Reproduce all the entries exactly and keep the pictures out.

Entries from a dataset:

::::::::

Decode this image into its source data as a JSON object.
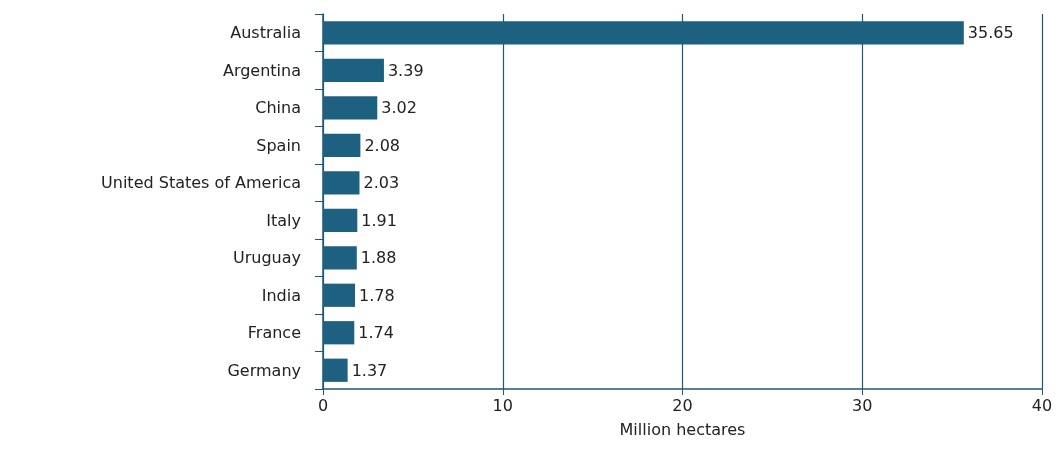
{
  "chart_data": {
    "type": "bar",
    "orientation": "horizontal",
    "xlabel": "Million hectares",
    "categories": [
      "Australia",
      "Argentina",
      "China",
      "Spain",
      "United States of America",
      "Italy",
      "Uruguay",
      "India",
      "France",
      "Germany"
    ],
    "values": [
      35.65,
      3.39,
      3.02,
      2.08,
      2.03,
      1.91,
      1.88,
      1.78,
      1.74,
      1.37
    ],
    "color": "#1e6080",
    "xlim": [
      0,
      40
    ],
    "xticks": [
      0,
      10,
      20,
      30,
      40
    ],
    "grid": "x",
    "data_labels": true
  }
}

::::::::

**Worked answer**
Decode this image into its source data as a JSON object.
{
  "chart_data": {
    "type": "bar",
    "orientation": "horizontal",
    "xlabel": "Million hectares",
    "categories": [
      "Australia",
      "Argentina",
      "China",
      "Spain",
      "United States of America",
      "Italy",
      "Uruguay",
      "India",
      "France",
      "Germany"
    ],
    "values": [
      35.65,
      3.39,
      3.02,
      2.08,
      2.03,
      1.91,
      1.88,
      1.78,
      1.74,
      1.37
    ],
    "color": "#1e6080",
    "xlim": [
      0,
      40
    ],
    "xticks": [
      0,
      10,
      20,
      30,
      40
    ],
    "grid": "x",
    "data_labels": true
  }
}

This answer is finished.